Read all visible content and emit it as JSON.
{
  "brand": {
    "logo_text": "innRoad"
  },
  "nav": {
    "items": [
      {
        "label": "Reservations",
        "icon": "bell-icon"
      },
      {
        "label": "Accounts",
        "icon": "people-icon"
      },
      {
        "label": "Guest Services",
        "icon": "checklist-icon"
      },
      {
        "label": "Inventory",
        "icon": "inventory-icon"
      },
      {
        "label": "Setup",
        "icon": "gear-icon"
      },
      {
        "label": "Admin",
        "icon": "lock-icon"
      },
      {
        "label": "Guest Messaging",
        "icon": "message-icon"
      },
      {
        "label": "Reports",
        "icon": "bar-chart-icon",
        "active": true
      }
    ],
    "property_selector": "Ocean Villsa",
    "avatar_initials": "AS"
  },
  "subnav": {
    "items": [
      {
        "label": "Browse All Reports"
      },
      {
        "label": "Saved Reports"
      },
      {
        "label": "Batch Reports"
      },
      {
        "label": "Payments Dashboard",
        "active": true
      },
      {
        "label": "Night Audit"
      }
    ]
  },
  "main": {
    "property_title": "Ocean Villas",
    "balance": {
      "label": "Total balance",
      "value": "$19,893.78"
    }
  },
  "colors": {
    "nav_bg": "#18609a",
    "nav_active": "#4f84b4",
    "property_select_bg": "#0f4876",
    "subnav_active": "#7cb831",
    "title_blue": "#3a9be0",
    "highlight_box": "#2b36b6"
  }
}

□ □ □ □ □ □ □

Please repeat the listing above in full and exactly.

Read all visible content and emit it as JSON.
{
  "brand": {
    "logo_text": "innRoad"
  },
  "nav": {
    "items": [
      {
        "label": "Reservations",
        "icon": "bell-icon"
      },
      {
        "label": "Accounts",
        "icon": "people-icon"
      },
      {
        "label": "Guest Services",
        "icon": "checklist-icon"
      },
      {
        "label": "Inventory",
        "icon": "inventory-icon"
      },
      {
        "label": "Setup",
        "icon": "gear-icon"
      },
      {
        "label": "Admin",
        "icon": "lock-icon"
      },
      {
        "label": "Guest Messaging",
        "icon": "message-icon"
      },
      {
        "label": "Reports",
        "icon": "bar-chart-icon",
        "active": true
      }
    ],
    "property_selector": "Ocean Villsa",
    "avatar_initials": "AS"
  },
  "subnav": {
    "items": [
      {
        "label": "Browse All Reports"
      },
      {
        "label": "Saved Reports"
      },
      {
        "label": "Batch Reports"
      },
      {
        "label": "Payments Dashboard",
        "active": true
      },
      {
        "label": "Night Audit"
      }
    ]
  },
  "main": {
    "property_title": "Ocean Villas",
    "balance": {
      "label": "Total balance",
      "value": "$19,893.78"
    }
  },
  "colors": {
    "nav_bg": "#18609a",
    "nav_active": "#4f84b4",
    "property_select_bg": "#0f4876",
    "subnav_active": "#7cb831",
    "title_blue": "#3a9be0",
    "highlight_box": "#2b36b6"
  }
}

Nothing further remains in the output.